# [The exercise]
In the entries below, find the lines that contain the word "face" and copy them.

# [A run of records]
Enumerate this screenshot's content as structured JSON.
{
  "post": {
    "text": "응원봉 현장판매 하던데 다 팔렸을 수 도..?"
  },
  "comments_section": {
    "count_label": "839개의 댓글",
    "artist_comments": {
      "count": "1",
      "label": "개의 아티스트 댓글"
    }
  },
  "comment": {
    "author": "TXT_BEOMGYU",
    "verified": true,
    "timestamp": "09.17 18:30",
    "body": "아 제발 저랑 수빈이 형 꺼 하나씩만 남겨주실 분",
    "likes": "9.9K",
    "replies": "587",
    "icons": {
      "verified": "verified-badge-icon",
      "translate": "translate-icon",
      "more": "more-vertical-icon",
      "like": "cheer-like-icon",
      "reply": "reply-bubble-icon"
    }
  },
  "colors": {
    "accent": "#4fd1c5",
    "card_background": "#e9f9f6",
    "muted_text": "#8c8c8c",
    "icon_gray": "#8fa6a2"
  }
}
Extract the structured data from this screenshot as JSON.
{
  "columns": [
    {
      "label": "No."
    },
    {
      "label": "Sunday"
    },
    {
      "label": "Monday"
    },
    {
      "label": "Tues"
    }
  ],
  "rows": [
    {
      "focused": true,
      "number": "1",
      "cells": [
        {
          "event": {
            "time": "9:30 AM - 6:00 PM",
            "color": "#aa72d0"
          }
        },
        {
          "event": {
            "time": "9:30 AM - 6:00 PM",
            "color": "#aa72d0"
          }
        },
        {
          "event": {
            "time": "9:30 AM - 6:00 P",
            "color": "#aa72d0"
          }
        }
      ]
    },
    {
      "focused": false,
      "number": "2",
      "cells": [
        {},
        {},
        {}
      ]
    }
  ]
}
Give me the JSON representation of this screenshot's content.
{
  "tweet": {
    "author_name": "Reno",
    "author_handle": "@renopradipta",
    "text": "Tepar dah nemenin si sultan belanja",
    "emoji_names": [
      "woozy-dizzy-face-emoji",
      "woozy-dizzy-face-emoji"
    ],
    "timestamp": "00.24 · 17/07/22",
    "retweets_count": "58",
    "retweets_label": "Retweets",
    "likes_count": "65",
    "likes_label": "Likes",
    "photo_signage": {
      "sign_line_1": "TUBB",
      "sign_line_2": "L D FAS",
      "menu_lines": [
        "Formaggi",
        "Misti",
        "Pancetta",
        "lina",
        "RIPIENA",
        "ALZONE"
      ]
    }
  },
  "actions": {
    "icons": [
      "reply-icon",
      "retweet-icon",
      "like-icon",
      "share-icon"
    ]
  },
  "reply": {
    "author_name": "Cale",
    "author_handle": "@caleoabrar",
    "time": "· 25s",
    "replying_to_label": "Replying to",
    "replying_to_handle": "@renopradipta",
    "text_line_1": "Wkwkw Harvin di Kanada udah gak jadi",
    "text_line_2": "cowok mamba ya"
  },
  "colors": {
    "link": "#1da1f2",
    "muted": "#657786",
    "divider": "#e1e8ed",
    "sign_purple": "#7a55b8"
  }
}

# [Response for this exercise]
      "woozy-dizzy-face-emoji",
      "woozy-dizzy-face-emoji"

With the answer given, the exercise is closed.